-- START OF Supplied material --

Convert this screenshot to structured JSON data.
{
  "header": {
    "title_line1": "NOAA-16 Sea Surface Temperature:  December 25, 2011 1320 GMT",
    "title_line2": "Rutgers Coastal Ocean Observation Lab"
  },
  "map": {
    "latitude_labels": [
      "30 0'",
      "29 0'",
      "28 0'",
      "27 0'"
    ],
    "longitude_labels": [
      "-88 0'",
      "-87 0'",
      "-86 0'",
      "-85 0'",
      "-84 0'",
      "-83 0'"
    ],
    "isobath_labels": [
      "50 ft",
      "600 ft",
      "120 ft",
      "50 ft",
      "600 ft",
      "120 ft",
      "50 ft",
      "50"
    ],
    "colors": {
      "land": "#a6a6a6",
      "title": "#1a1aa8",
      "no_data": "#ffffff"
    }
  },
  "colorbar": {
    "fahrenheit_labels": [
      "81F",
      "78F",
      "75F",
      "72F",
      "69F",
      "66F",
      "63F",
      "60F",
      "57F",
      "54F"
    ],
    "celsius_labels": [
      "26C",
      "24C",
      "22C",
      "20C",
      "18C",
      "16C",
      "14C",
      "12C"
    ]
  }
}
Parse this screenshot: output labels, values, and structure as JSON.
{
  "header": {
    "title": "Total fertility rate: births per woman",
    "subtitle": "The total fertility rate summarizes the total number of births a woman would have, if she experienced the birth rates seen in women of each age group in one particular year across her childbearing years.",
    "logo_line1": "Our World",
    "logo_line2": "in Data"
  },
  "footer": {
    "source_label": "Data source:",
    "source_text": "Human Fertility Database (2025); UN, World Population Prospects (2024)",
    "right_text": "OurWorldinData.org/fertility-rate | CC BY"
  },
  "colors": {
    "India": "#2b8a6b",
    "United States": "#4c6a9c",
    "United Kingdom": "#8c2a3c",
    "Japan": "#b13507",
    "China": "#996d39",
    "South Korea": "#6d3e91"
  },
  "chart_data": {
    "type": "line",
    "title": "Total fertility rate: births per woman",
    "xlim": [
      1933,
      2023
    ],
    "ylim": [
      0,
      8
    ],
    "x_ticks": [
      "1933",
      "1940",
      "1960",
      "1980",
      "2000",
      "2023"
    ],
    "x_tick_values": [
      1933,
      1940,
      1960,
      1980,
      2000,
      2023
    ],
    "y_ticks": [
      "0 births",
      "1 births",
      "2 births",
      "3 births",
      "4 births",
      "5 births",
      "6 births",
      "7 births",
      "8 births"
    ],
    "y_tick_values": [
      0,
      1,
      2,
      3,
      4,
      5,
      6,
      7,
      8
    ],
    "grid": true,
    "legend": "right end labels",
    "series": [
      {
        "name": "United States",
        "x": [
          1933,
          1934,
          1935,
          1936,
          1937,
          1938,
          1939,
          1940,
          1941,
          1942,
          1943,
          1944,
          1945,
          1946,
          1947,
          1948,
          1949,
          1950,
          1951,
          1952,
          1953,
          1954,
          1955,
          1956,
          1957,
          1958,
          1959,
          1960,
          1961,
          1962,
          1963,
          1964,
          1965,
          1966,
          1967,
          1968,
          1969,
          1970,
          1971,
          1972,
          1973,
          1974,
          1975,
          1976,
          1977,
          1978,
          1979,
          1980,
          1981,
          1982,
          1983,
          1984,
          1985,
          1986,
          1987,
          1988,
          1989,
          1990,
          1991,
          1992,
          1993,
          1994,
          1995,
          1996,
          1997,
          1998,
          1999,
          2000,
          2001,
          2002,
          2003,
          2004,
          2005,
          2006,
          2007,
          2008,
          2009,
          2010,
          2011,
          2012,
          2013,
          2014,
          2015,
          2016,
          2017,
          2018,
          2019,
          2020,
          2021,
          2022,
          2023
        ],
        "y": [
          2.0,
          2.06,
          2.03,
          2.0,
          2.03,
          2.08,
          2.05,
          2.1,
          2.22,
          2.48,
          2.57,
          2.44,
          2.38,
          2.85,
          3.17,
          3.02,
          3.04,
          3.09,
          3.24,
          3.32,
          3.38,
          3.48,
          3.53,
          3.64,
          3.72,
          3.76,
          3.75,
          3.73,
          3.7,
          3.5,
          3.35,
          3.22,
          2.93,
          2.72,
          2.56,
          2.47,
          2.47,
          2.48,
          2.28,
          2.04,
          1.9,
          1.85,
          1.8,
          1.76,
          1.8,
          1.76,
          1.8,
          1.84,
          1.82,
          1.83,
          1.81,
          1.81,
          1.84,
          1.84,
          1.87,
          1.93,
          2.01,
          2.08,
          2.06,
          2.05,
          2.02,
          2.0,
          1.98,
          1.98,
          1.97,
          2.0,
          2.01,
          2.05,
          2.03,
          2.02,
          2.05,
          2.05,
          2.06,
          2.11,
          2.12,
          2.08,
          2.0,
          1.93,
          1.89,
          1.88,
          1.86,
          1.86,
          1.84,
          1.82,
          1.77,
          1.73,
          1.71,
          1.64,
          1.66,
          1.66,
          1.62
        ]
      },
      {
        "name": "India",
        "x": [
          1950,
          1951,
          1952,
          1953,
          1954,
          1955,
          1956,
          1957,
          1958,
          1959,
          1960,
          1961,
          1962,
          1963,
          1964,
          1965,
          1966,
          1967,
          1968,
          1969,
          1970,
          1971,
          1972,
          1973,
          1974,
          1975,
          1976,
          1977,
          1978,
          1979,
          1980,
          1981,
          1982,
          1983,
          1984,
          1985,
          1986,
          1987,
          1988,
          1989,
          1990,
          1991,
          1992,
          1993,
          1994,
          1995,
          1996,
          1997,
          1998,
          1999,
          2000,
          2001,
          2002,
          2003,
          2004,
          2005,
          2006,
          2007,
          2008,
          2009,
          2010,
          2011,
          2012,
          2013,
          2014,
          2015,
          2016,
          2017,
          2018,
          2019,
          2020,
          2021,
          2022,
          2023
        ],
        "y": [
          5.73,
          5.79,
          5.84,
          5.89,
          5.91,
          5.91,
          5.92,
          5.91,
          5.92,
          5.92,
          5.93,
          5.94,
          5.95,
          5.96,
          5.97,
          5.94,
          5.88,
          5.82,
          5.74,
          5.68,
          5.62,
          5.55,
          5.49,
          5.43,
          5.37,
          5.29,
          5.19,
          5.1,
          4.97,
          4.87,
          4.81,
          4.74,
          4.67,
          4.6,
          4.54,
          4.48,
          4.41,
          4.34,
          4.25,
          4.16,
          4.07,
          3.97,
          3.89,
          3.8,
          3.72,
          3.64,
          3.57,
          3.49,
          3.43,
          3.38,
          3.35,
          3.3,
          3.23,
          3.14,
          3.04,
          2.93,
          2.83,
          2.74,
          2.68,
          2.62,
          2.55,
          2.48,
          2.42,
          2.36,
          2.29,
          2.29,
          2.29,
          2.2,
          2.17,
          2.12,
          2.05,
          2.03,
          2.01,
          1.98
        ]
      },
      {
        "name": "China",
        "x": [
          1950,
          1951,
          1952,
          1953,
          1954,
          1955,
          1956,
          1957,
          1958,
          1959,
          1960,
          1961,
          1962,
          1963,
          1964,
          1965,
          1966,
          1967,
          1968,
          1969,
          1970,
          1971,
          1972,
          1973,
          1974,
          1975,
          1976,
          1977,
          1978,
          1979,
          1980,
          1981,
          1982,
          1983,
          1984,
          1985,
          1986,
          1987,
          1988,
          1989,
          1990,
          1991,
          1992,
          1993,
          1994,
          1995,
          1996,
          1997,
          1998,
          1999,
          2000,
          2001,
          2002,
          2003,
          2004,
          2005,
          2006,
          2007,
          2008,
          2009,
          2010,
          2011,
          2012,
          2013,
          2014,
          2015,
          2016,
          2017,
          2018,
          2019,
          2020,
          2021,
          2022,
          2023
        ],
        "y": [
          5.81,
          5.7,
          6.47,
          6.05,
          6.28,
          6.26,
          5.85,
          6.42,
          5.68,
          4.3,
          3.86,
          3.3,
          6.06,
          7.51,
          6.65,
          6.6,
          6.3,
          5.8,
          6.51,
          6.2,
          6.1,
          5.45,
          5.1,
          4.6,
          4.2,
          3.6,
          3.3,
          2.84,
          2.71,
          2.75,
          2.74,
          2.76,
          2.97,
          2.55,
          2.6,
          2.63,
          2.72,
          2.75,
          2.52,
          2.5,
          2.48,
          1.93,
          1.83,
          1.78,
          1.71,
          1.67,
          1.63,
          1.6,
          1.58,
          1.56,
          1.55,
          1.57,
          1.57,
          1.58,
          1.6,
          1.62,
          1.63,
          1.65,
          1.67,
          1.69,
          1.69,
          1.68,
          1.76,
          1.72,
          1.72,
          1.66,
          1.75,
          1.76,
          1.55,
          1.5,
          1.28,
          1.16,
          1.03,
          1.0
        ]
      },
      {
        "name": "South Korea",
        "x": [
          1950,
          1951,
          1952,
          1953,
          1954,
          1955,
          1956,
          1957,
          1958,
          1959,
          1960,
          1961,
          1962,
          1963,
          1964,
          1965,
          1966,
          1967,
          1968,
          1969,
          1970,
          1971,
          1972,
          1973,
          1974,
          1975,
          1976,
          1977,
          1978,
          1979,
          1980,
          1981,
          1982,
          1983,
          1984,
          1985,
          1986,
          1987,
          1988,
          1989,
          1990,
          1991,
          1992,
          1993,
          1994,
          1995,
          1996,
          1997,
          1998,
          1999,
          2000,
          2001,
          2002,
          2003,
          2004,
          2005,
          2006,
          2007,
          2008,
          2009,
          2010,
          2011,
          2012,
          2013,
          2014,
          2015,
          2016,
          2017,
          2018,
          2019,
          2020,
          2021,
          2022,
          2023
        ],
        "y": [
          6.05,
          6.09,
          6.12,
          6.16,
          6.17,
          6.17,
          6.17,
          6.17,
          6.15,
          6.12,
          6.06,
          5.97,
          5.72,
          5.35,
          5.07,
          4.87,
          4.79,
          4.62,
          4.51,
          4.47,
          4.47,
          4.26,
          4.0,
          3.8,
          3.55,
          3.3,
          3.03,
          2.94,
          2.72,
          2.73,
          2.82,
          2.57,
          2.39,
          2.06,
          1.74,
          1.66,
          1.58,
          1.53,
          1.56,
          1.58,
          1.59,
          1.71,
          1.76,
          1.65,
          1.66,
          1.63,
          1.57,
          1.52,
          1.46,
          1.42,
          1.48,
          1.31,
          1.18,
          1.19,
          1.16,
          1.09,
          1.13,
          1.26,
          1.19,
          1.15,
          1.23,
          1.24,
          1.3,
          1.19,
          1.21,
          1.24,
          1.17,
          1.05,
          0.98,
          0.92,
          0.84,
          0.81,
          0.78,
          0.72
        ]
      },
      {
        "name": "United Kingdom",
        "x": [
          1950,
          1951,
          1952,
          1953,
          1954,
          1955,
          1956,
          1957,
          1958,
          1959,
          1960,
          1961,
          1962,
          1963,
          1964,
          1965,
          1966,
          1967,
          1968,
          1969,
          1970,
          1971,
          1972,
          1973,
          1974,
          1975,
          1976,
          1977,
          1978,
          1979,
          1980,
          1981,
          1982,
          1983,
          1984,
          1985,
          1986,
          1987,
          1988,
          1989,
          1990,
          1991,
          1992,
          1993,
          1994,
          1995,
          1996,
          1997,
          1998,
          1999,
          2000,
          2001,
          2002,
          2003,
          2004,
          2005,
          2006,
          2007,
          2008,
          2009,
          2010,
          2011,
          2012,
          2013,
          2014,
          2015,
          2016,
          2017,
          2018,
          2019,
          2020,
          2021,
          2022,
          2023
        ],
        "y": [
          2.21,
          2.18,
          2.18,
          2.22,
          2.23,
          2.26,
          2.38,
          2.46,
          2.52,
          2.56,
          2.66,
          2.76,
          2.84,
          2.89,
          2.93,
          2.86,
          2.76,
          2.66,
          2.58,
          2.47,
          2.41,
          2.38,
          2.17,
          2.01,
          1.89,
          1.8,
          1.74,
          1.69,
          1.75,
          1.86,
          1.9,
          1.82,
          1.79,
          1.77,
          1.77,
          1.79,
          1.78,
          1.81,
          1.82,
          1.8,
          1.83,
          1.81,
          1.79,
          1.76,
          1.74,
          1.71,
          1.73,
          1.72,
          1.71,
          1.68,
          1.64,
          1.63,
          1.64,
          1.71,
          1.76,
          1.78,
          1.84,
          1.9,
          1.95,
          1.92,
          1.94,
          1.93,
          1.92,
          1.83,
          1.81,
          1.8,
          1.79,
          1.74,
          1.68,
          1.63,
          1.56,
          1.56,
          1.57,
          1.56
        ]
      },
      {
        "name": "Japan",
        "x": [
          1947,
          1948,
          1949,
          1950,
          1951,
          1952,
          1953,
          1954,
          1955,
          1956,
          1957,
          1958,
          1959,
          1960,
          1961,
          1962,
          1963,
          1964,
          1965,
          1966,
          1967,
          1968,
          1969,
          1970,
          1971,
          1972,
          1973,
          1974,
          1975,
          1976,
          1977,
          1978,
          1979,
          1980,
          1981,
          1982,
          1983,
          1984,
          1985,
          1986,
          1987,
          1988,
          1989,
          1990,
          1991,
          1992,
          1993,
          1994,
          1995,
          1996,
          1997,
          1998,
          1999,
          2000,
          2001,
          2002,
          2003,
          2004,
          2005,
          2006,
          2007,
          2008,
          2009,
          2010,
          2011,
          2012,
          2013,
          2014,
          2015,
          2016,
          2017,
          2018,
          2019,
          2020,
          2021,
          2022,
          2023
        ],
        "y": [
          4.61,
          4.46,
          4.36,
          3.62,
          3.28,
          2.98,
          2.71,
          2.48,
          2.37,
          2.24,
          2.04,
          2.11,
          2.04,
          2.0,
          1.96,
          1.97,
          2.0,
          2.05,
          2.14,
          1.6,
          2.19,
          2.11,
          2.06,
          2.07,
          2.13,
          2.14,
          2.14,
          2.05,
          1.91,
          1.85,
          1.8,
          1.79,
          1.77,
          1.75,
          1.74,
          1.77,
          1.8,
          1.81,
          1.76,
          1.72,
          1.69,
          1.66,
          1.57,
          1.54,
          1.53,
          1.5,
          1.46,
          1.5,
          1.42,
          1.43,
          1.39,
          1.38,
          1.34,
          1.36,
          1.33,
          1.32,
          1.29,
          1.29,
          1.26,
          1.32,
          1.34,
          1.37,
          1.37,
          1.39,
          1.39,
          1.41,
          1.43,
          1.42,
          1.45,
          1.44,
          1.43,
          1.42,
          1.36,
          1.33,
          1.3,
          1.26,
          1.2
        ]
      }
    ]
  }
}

-- END OF Supplied material --
-- START OF Supplied material --

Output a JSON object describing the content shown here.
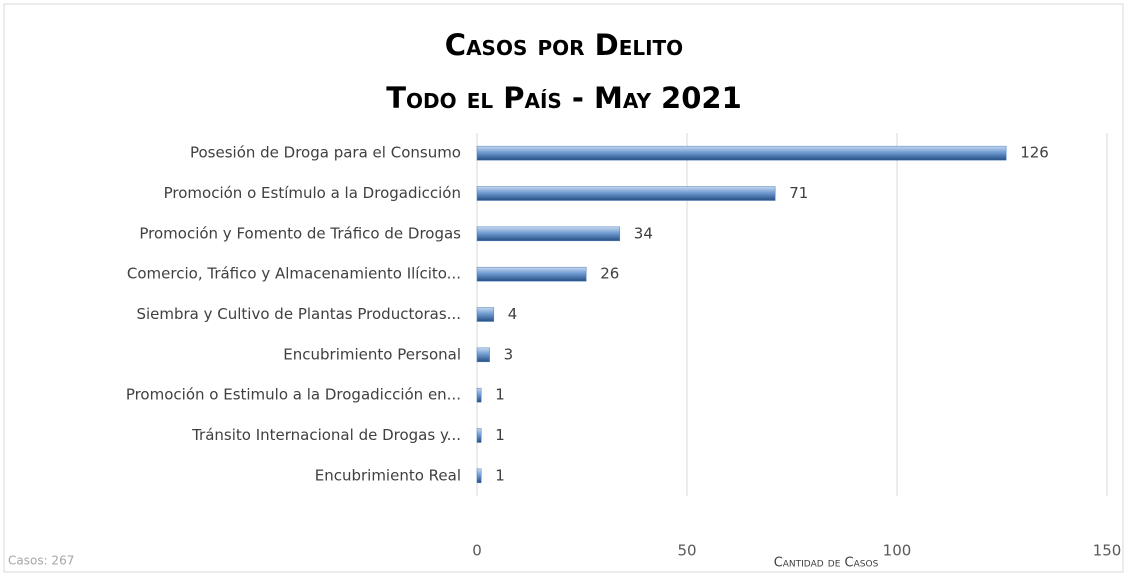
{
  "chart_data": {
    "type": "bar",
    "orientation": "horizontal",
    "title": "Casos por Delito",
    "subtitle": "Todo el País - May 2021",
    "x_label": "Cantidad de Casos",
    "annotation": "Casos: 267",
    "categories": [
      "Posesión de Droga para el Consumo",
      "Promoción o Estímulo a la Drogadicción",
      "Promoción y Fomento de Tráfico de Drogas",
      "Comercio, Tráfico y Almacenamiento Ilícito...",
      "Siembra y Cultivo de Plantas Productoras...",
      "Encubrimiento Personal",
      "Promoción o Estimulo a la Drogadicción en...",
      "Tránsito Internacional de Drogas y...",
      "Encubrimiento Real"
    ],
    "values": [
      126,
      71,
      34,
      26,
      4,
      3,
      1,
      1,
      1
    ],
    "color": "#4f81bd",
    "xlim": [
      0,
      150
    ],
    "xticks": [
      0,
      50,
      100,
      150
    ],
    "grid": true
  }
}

-- END OF Supplied material --
-- START OF Supplied material --

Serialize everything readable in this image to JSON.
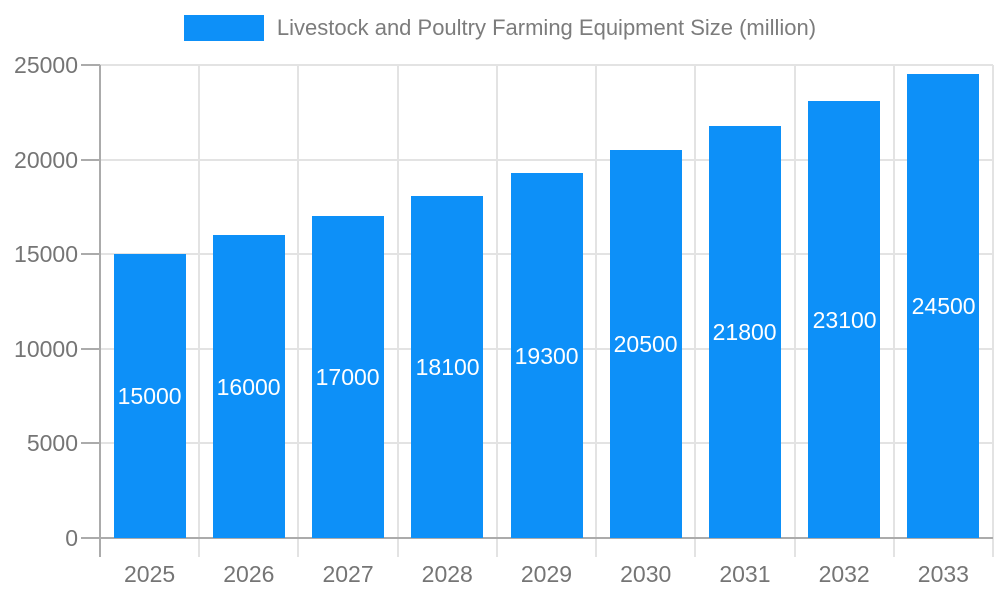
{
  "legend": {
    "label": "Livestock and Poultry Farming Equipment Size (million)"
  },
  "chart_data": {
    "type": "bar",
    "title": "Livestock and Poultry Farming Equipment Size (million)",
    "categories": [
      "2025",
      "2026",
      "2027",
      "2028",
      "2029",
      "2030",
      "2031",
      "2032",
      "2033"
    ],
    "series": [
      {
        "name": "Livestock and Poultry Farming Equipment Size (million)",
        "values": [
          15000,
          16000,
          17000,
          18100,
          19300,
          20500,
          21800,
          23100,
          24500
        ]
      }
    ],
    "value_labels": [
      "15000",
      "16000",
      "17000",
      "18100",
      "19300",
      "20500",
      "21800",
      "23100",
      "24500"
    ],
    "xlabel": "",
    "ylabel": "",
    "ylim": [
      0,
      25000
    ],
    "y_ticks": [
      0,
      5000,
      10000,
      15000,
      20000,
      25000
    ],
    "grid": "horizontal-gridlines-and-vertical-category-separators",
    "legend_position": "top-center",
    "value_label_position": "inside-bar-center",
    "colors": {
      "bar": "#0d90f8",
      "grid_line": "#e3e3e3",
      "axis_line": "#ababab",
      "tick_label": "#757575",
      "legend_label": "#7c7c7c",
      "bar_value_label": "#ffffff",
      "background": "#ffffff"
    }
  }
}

-- END OF Supplied material --

* _Your goal_
Copy out the lines that hold "rate".

* _Output of the exercise_
    "title": "Total fertility rate: births per woman",
    "subtitle": "The total fertility rate summarizes the total number of births a woman would have, if she experienced the birth rates seen in women of each age group in one particular year across her childbearing years.",
    "right_text": "OurWorldinData.org/fertility-rate | CC BY"
    "title": "Total fertility rate: births per woman",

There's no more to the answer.